(Records from a collection of figures)
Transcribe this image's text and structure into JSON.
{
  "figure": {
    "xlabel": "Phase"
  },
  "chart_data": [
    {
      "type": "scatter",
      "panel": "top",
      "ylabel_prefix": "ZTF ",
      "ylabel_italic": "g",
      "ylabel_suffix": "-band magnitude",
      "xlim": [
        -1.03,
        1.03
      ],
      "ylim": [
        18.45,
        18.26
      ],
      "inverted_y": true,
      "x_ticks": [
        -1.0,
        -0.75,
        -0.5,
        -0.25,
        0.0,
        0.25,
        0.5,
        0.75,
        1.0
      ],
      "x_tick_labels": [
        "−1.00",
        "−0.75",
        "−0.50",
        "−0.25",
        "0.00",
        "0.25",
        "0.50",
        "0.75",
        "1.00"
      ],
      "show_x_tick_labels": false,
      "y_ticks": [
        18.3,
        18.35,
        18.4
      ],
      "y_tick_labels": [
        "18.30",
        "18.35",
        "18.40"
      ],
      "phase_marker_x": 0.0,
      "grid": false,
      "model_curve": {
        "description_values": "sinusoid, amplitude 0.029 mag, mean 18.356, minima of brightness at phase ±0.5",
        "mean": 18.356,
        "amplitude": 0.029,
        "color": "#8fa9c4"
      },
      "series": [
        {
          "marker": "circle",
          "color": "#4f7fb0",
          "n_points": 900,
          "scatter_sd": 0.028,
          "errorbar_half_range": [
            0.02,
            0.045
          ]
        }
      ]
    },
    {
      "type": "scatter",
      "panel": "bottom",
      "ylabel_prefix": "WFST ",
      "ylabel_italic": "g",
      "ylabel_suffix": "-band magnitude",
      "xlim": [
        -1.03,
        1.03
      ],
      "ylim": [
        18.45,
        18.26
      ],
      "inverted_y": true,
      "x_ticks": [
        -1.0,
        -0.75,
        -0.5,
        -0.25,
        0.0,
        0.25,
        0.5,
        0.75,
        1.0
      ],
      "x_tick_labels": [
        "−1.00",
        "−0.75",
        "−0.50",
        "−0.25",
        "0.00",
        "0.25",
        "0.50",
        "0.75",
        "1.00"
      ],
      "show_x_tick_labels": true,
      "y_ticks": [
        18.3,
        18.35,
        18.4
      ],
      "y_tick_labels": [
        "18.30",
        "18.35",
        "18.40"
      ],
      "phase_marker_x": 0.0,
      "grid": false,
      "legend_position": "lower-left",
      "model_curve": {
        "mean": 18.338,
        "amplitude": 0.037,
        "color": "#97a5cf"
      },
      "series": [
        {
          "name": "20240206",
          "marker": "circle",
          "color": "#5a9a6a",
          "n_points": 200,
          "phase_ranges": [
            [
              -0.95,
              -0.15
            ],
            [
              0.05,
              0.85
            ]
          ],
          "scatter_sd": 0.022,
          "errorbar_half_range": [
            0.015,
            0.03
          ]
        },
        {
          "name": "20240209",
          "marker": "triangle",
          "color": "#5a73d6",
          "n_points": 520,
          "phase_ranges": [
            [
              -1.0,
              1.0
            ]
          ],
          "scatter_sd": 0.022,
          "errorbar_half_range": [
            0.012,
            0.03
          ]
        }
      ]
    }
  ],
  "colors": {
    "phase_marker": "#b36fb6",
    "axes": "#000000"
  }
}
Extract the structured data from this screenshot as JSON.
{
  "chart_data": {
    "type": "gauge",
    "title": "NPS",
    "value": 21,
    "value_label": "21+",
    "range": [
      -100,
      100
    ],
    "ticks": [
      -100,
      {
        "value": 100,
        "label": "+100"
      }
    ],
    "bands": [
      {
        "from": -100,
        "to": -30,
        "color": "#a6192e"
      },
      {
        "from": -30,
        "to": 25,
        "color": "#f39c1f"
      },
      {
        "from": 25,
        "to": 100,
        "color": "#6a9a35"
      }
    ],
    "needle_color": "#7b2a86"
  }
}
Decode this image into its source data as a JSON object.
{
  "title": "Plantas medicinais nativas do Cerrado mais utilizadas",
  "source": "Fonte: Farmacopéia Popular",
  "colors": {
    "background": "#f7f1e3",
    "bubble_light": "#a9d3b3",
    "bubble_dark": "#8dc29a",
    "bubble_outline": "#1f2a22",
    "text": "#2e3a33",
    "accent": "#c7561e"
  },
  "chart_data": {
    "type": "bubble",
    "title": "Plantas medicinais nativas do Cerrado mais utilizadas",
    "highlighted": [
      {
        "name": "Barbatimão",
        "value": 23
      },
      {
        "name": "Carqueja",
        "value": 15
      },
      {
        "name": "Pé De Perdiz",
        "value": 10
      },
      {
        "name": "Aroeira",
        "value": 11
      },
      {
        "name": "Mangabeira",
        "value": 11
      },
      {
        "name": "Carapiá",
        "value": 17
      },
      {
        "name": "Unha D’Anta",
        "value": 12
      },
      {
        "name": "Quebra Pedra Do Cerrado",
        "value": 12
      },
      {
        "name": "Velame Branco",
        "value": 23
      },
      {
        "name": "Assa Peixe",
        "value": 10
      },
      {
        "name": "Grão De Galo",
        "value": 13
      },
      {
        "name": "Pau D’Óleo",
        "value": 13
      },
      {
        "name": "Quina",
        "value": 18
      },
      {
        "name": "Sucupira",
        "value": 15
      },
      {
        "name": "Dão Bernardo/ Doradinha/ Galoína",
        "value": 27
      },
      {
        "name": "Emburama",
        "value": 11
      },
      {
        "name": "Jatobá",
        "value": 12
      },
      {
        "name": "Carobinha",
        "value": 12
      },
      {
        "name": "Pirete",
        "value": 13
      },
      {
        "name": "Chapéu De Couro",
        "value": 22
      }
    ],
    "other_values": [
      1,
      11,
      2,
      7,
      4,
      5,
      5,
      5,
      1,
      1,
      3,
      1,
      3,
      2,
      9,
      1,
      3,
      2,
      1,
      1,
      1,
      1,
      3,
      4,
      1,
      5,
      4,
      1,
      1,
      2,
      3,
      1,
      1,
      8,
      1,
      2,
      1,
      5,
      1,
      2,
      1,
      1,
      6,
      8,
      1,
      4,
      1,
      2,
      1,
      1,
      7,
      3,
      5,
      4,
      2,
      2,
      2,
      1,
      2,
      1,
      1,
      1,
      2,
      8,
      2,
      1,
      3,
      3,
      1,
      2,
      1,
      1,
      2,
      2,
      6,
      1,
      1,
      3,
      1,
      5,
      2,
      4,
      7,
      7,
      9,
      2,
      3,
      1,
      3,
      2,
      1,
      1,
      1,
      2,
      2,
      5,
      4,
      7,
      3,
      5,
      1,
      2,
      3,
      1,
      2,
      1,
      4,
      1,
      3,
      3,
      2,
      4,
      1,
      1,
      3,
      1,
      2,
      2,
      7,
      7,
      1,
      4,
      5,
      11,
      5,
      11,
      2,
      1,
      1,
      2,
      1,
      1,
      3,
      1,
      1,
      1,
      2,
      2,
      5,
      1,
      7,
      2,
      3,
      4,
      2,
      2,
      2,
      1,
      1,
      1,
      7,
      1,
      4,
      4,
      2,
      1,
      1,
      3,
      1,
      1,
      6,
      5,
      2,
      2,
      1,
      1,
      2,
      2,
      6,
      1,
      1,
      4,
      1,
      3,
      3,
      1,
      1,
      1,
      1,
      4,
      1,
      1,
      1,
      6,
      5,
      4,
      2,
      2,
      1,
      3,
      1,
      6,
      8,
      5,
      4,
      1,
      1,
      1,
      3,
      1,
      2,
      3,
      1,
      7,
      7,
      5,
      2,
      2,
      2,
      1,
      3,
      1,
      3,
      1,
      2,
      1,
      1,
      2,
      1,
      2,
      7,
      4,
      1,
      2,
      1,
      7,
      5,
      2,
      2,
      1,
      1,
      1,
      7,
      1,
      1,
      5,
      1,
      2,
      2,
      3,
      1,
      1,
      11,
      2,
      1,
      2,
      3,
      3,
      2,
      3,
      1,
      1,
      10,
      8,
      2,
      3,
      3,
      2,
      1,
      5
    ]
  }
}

**Directive:** Write out every line of the listing that holds the word "mais".

**Full answer:**
  "title": "Plantas medicinais nativas do Cerrado mais utilizadas",
    "title": "Plantas medicinais nativas do Cerrado mais utilizadas",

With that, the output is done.